* _SUPPLIED INFORMATION_:
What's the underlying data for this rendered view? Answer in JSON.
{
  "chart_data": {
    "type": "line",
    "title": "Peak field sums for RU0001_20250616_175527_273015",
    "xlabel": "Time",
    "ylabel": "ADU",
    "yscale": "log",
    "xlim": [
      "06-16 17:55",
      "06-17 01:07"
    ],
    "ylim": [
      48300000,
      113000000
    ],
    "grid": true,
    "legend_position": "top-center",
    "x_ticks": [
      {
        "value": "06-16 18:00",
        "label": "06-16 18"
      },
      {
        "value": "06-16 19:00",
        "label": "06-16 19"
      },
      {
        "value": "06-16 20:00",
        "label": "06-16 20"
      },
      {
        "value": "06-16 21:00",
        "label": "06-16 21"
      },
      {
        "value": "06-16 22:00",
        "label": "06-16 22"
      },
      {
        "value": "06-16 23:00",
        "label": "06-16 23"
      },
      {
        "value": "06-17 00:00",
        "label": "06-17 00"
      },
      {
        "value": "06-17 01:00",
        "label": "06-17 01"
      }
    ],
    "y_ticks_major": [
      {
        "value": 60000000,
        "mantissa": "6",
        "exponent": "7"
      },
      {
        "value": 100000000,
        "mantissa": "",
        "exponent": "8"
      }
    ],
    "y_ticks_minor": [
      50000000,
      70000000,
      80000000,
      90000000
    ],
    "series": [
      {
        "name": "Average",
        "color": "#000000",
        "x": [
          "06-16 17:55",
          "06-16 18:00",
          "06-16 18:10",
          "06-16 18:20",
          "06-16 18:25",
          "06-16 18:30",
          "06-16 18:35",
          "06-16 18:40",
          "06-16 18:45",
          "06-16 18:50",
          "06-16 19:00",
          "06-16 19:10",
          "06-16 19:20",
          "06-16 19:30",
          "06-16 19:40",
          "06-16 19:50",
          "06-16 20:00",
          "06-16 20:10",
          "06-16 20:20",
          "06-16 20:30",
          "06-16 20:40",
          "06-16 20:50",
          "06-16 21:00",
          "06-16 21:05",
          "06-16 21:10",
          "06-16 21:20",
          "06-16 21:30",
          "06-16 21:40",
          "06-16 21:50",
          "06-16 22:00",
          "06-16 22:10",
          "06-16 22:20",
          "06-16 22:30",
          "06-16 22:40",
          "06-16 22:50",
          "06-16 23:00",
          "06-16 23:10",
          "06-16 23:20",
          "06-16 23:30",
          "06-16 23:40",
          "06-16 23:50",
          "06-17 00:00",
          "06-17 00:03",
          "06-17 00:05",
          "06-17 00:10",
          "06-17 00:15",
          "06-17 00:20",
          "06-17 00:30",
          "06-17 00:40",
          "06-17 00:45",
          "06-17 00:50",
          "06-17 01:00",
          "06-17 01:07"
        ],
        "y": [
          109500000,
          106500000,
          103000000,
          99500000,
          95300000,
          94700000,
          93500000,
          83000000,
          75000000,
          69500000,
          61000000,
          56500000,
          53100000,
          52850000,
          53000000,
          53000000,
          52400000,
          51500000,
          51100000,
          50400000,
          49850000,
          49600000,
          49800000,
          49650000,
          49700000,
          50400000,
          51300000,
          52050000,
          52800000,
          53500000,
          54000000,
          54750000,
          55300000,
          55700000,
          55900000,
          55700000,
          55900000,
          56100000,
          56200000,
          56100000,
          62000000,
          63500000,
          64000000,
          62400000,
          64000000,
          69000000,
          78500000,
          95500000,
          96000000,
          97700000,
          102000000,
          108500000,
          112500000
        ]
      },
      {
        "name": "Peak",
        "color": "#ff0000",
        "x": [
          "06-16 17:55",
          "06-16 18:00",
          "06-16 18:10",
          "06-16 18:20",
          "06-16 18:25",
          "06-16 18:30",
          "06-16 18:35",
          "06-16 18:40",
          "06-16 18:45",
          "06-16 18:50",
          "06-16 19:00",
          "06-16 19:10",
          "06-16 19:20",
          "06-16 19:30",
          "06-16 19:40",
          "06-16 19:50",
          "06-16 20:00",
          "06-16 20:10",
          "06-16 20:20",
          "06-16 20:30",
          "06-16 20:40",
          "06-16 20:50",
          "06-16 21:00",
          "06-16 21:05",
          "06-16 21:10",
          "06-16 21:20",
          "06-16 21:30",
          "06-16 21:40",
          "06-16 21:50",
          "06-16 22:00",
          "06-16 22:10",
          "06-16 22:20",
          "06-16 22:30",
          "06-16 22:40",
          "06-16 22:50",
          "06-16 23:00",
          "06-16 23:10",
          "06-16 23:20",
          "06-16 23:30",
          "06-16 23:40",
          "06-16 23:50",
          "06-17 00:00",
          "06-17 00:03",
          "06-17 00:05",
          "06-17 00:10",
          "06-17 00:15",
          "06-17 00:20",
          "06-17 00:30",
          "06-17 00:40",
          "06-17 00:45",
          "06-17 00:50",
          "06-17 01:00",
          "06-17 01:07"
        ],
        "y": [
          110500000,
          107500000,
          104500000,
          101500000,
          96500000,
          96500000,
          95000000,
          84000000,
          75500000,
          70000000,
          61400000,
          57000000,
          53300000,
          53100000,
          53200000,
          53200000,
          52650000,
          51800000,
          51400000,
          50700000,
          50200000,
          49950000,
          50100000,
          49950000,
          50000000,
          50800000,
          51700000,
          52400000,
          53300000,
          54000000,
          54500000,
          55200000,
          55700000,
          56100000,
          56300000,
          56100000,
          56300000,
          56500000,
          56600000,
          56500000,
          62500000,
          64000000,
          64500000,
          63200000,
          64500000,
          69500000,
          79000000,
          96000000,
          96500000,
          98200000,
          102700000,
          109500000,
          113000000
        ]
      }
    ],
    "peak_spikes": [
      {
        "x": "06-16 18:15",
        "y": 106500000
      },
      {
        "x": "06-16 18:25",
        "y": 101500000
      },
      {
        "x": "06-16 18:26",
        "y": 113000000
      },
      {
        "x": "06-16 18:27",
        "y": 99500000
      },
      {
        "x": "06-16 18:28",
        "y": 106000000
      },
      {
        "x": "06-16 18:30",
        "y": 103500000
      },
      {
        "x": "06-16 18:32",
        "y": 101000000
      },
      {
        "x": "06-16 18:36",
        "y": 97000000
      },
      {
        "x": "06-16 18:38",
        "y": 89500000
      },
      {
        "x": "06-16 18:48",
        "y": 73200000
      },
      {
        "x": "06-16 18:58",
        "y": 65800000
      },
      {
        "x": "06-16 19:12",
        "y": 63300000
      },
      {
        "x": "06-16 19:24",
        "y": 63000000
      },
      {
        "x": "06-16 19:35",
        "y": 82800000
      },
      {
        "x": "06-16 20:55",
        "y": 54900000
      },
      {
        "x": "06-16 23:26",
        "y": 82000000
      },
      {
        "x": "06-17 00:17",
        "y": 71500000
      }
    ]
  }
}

* _WRITTEN INSTRUCTION_: Show the data once more, exactly as it was written.

* _COMPLETE OUTPUT_:
What's the underlying data for this rendered view? Answer in JSON.
{
  "chart_data": {
    "type": "line",
    "title": "Peak field sums for RU0001_20250616_175527_273015",
    "xlabel": "Time",
    "ylabel": "ADU",
    "yscale": "log",
    "xlim": [
      "06-16 17:55",
      "06-17 01:07"
    ],
    "ylim": [
      48300000,
      113000000
    ],
    "grid": true,
    "legend_position": "top-center",
    "x_ticks": [
      {
        "value": "06-16 18:00",
        "label": "06-16 18"
      },
      {
        "value": "06-16 19:00",
        "label": "06-16 19"
      },
      {
        "value": "06-16 20:00",
        "label": "06-16 20"
      },
      {
        "value": "06-16 21:00",
        "label": "06-16 21"
      },
      {
        "value": "06-16 22:00",
        "label": "06-16 22"
      },
      {
        "value": "06-16 23:00",
        "label": "06-16 23"
      },
      {
        "value": "06-17 00:00",
        "label": "06-17 00"
      },
      {
        "value": "06-17 01:00",
        "label": "06-17 01"
      }
    ],
    "y_ticks_major": [
      {
        "value": 60000000,
        "mantissa": "6",
        "exponent": "7"
      },
      {
        "value": 100000000,
        "mantissa": "",
        "exponent": "8"
      }
    ],
    "y_ticks_minor": [
      50000000,
      70000000,
      80000000,
      90000000
    ],
    "series": [
      {
        "name": "Average",
        "color": "#000000",
        "x": [
          "06-16 17:55",
          "06-16 18:00",
          "06-16 18:10",
          "06-16 18:20",
          "06-16 18:25",
          "06-16 18:30",
          "06-16 18:35",
          "06-16 18:40",
          "06-16 18:45",
          "06-16 18:50",
          "06-16 19:00",
          "06-16 19:10",
          "06-16 19:20",
          "06-16 19:30",
          "06-16 19:40",
          "06-16 19:50",
          "06-16 20:00",
          "06-16 20:10",
          "06-16 20:20",
          "06-16 20:30",
          "06-16 20:40",
          "06-16 20:50",
          "06-16 21:00",
          "06-16 21:05",
          "06-16 21:10",
          "06-16 21:20",
          "06-16 21:30",
          "06-16 21:40",
          "06-16 21:50",
          "06-16 22:00",
          "06-16 22:10",
          "06-16 22:20",
          "06-16 22:30",
          "06-16 22:40",
          "06-16 22:50",
          "06-16 23:00",
          "06-16 23:10",
          "06-16 23:20",
          "06-16 23:30",
          "06-16 23:40",
          "06-16 23:50",
          "06-17 00:00",
          "06-17 00:03",
          "06-17 00:05",
          "06-17 00:10",
          "06-17 00:15",
          "06-17 00:20",
          "06-17 00:30",
          "06-17 00:40",
          "06-17 00:45",
          "06-17 00:50",
          "06-17 01:00",
          "06-17 01:07"
        ],
        "y": [
          109500000,
          106500000,
          103000000,
          99500000,
          95300000,
          94700000,
          93500000,
          83000000,
          75000000,
          69500000,
          61000000,
          56500000,
          53100000,
          52850000,
          53000000,
          53000000,
          52400000,
          51500000,
          51100000,
          50400000,
          49850000,
          49600000,
          49800000,
          49650000,
          49700000,
          50400000,
          51300000,
          52050000,
          52800000,
          53500000,
          54000000,
          54750000,
          55300000,
          55700000,
          55900000,
          55700000,
          55900000,
          56100000,
          56200000,
          56100000,
          62000000,
          63500000,
          64000000,
          62400000,
          64000000,
          69000000,
          78500000,
          95500000,
          96000000,
          97700000,
          102000000,
          108500000,
          112500000
        ]
      },
      {
        "name": "Peak",
        "color": "#ff0000",
        "x": [
          "06-16 17:55",
          "06-16 18:00",
          "06-16 18:10",
          "06-16 18:20",
          "06-16 18:25",
          "06-16 18:30",
          "06-16 18:35",
          "06-16 18:40",
          "06-16 18:45",
          "06-16 18:50",
          "06-16 19:00",
          "06-16 19:10",
          "06-16 19:20",
          "06-16 19:30",
          "06-16 19:40",
          "06-16 19:50",
          "06-16 20:00",
          "06-16 20:10",
          "06-16 20:20",
          "06-16 20:30",
          "06-16 20:40",
          "06-16 20:50",
          "06-16 21:00",
          "06-16 21:05",
          "06-16 21:10",
          "06-16 21:20",
          "06-16 21:30",
          "06-16 21:40",
          "06-16 21:50",
          "06-16 22:00",
          "06-16 22:10",
          "06-16 22:20",
          "06-16 22:30",
          "06-16 22:40",
          "06-16 22:50",
          "06-16 23:00",
          "06-16 23:10",
          "06-16 23:20",
          "06-16 23:30",
          "06-16 23:40",
          "06-16 23:50",
          "06-17 00:00",
          "06-17 00:03",
          "06-17 00:05",
          "06-17 00:10",
          "06-17 00:15",
          "06-17 00:20",
          "06-17 00:30",
          "06-17 00:40",
          "06-17 00:45",
          "06-17 00:50",
          "06-17 01:00",
          "06-17 01:07"
        ],
        "y": [
          110500000,
          107500000,
          104500000,
          101500000,
          96500000,
          96500000,
          95000000,
          84000000,
          75500000,
          70000000,
          61400000,
          57000000,
          53300000,
          53100000,
          53200000,
          53200000,
          52650000,
          51800000,
          51400000,
          50700000,
          50200000,
          49950000,
          50100000,
          49950000,
          50000000,
          50800000,
          51700000,
          52400000,
          53300000,
          54000000,
          54500000,
          55200000,
          55700000,
          56100000,
          56300000,
          56100000,
          56300000,
          56500000,
          56600000,
          56500000,
          62500000,
          64000000,
          64500000,
          63200000,
          64500000,
          69500000,
          79000000,
          96000000,
          96500000,
          98200000,
          102700000,
          109500000,
          113000000
        ]
      }
    ],
    "peak_spikes": [
      {
        "x": "06-16 18:15",
        "y": 106500000
      },
      {
        "x": "06-16 18:25",
        "y": 101500000
      },
      {
        "x": "06-16 18:26",
        "y": 113000000
      },
      {
        "x": "06-16 18:27",
        "y": 99500000
      },
      {
        "x": "06-16 18:28",
        "y": 106000000
      },
      {
        "x": "06-16 18:30",
        "y": 103500000
      },
      {
        "x": "06-16 18:32",
        "y": 101000000
      },
      {
        "x": "06-16 18:36",
        "y": 97000000
      },
      {
        "x": "06-16 18:38",
        "y": 89500000
      },
      {
        "x": "06-16 18:48",
        "y": 73200000
      },
      {
        "x": "06-16 18:58",
        "y": 65800000
      },
      {
        "x": "06-16 19:12",
        "y": 63300000
      },
      {
        "x": "06-16 19:24",
        "y": 63000000
      },
      {
        "x": "06-16 19:35",
        "y": 82800000
      },
      {
        "x": "06-16 20:55",
        "y": 54900000
      },
      {
        "x": "06-16 23:26",
        "y": 82000000
      },
      {
        "x": "06-17 00:17",
        "y": 71500000
      }
    ]
  }
}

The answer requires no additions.